# [Short problem]
All entries should be output exactly as they stand.

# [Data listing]
========================

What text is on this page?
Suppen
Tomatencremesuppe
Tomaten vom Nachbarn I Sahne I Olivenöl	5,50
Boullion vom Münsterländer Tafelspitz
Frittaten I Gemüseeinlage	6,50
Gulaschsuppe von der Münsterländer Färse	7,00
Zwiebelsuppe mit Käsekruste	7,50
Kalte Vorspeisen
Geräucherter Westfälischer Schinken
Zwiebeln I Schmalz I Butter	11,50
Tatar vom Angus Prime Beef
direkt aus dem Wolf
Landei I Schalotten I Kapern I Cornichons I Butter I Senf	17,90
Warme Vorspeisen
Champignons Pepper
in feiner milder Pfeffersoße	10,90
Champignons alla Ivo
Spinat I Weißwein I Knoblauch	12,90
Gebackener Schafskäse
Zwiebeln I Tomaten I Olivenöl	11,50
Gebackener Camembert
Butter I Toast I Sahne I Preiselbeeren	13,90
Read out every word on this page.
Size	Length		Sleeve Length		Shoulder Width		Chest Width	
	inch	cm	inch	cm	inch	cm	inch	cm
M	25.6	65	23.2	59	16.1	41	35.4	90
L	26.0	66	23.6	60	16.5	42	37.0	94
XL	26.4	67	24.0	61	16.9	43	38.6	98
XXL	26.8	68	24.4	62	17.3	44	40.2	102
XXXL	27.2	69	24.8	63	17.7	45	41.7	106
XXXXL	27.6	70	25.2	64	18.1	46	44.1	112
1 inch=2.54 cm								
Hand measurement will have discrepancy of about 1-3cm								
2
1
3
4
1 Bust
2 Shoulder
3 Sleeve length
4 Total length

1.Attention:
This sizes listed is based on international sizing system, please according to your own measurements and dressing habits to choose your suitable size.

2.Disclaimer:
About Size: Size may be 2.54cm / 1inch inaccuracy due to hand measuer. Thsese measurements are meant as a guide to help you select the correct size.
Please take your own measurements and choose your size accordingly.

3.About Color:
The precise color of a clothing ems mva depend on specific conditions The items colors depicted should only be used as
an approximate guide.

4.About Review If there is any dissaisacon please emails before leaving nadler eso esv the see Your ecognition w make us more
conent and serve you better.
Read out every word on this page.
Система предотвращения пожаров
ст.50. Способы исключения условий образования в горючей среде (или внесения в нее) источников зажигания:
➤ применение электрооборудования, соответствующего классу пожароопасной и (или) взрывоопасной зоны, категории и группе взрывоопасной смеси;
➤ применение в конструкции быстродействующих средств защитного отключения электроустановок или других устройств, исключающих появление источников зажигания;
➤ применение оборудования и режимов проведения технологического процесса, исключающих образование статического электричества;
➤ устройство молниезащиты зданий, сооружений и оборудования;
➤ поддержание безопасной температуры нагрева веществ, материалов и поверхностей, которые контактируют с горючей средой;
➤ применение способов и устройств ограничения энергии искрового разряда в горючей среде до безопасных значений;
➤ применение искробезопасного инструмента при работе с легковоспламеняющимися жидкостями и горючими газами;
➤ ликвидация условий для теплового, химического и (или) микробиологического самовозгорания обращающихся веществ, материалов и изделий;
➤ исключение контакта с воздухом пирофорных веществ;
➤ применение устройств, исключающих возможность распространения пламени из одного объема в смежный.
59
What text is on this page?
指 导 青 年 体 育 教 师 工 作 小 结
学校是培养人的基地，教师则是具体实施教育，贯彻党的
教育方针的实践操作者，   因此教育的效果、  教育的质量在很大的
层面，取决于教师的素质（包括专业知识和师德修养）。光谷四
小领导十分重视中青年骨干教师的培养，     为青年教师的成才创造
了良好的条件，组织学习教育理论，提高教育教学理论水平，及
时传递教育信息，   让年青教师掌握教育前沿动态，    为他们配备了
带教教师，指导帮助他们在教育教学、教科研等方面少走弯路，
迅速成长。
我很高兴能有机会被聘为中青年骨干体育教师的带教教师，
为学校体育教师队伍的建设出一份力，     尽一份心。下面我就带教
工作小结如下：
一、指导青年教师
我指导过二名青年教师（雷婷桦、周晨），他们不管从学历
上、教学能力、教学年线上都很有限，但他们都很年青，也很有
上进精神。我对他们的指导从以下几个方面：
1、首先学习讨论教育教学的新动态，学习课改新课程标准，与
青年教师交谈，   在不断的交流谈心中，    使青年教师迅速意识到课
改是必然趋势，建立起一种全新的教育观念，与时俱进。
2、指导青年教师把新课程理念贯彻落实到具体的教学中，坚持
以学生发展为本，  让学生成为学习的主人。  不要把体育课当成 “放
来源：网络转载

========================

# [Solution]
What text is on this page?
Suppen
Tomatencremesuppe
Tomaten vom Nachbarn I Sahne I Olivenöl	5,50
Boullion vom Münsterländer Tafelspitz
Frittaten I Gemüseeinlage	6,50
Gulaschsuppe von der Münsterländer Färse	7,00
Zwiebelsuppe mit Käsekruste	7,50
Kalte Vorspeisen
Geräucherter Westfälischer Schinken
Zwiebeln I Schmalz I Butter	11,50
Tatar vom Angus Prime Beef
direkt aus dem Wolf
Landei I Schalotten I Kapern I Cornichons I Butter I Senf	17,90
Warme Vorspeisen
Champignons Pepper
in feiner milder Pfeffersoße	10,90
Champignons alla Ivo
Spinat I Weißwein I Knoblauch	12,90
Gebackener Schafskäse
Zwiebeln I Tomaten I Olivenöl	11,50
Gebackener Camembert
Butter I Toast I Sahne I Preiselbeeren	13,90
Read out every word on this page.
Size	Length		Sleeve Length		Shoulder Width		Chest Width	
	inch	cm	inch	cm	inch	cm	inch	cm
M	25.6	65	23.2	59	16.1	41	35.4	90
L	26.0	66	23.6	60	16.5	42	37.0	94
XL	26.4	67	24.0	61	16.9	43	38.6	98
XXL	26.8	68	24.4	62	17.3	44	40.2	102
XXXL	27.2	69	24.8	63	17.7	45	41.7	106
XXXXL	27.6	70	25.2	64	18.1	46	44.1	112
1 inch=2.54 cm								
Hand measurement will have discrepancy of about 1-3cm								
2
1
3
4
1 Bust
2 Shoulder
3 Sleeve length
4 Total length

1.Attention:
This sizes listed is based on international sizing system, please according to your own measurements and dressing habits to choose your suitable size.

2.Disclaimer:
About Size: Size may be 2.54cm / 1inch inaccuracy due to hand measuer. Thsese measurements are meant as a guide to help you select the correct size.
Please take your own measurements and choose your size accordingly.

3.About Color:
The precise color of a clothing ems mva depend on specific conditions The items colors depicted should only be used as
an approximate guide.

4.About Review If there is any dissaisacon please emails before leaving nadler eso esv the see Your ecognition w make us more
conent and serve you better.
Read out every word on this page.
Система предотвращения пожаров
ст.50. Способы исключения условий образования в горючей среде (или внесения в нее) источников зажигания:
➤ применение электрооборудования, соответствующего классу пожароопасной и (или) взрывоопасной зоны, категории и группе взрывоопасной смеси;
➤ применение в конструкции быстродействующих средств защитного отключения электроустановок или других устройств, исключающих появление источников зажигания;
➤ применение оборудования и режимов проведения технологического процесса, исключающих образование статического электричества;
➤ устройство молниезащиты зданий, сооружений и оборудования;
➤ поддержание безопасной температуры нагрева веществ, материалов и поверхностей, которые контактируют с горючей средой;
➤ применение способов и устройств ограничения энергии искрового разряда в горючей среде до безопасных значений;
➤ применение искробезопасного инструмента при работе с легковоспламеняющимися жидкостями и горючими газами;
➤ ликвидация условий для теплового, химического и (или) микробиологического самовозгорания обращающихся веществ, материалов и изделий;
➤ исключение контакта с воздухом пирофорных веществ;
➤ применение устройств, исключающих возможность распространения пламени из одного объема в смежный.
59
What text is on this page?
指 导 青 年 体 育 教 师 工 作 小 结
学校是培养人的基地，教师则是具体实施教育，贯彻党的
教育方针的实践操作者，   因此教育的效果、  教育的质量在很大的
层面，取决于教师的素质（包括专业知识和师德修养）。光谷四
小领导十分重视中青年骨干教师的培养，     为青年教师的成才创造
了良好的条件，组织学习教育理论，提高教育教学理论水平，及
时传递教育信息，   让年青教师掌握教育前沿动态，    为他们配备了
带教教师，指导帮助他们在教育教学、教科研等方面少走弯路，
迅速成长。
我很高兴能有机会被聘为中青年骨干体育教师的带教教师，
为学校体育教师队伍的建设出一份力，     尽一份心。下面我就带教
工作小结如下：
一、指导青年教师
我指导过二名青年教师（雷婷桦、周晨），他们不管从学历
上、教学能力、教学年线上都很有限，但他们都很年青，也很有
上进精神。我对他们的指导从以下几个方面：
1、首先学习讨论教育教学的新动态，学习课改新课程标准，与
青年教师交谈，   在不断的交流谈心中，    使青年教师迅速意识到课
改是必然趋势，建立起一种全新的教育观念，与时俱进。
2、指导青年教师把新课程理念贯彻落实到具体的教学中，坚持
以学生发展为本，  让学生成为学习的主人。  不要把体育课当成 “放
来源：网络转载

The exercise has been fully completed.